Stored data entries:
★ ★ ★
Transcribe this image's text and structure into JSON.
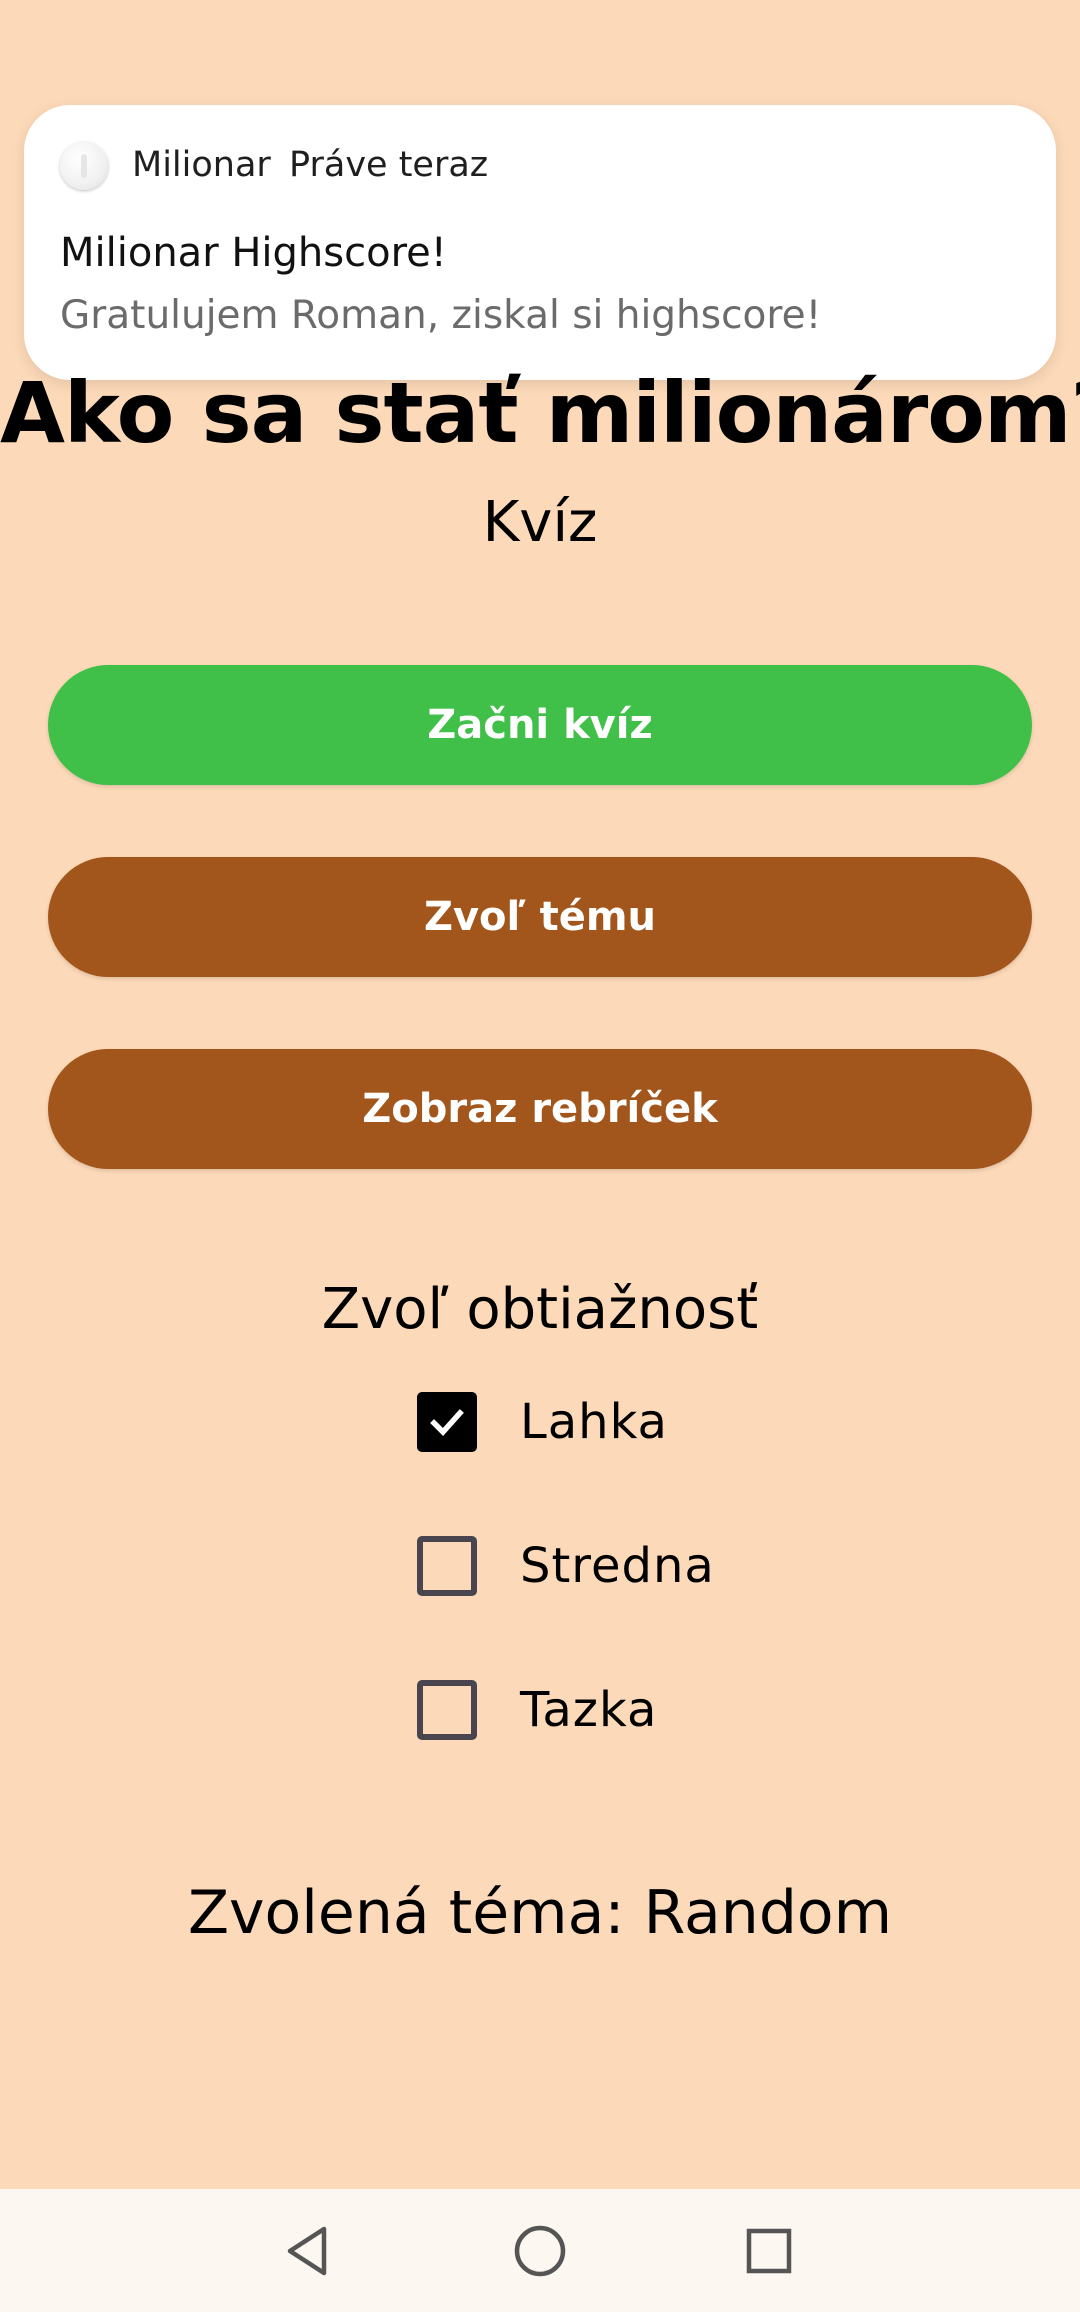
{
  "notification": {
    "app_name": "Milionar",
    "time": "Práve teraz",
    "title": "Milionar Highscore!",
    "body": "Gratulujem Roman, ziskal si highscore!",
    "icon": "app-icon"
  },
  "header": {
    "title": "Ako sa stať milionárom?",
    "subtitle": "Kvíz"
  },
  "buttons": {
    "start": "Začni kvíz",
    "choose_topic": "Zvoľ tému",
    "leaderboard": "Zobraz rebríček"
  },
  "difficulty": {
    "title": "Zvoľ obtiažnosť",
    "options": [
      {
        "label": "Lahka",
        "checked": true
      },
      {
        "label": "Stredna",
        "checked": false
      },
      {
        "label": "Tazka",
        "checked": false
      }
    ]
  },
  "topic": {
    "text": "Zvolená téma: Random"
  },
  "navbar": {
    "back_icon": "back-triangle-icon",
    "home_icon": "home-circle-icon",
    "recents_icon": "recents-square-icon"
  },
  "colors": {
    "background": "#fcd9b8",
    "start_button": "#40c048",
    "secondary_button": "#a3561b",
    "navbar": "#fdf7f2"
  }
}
★ ★ ★
## Stated exercise
Every line that holds the word "text" should be extracted.

## Result of the exercise
Transcribe this image's text and structure into JSON.
    "text": "Zvolená téma: Random"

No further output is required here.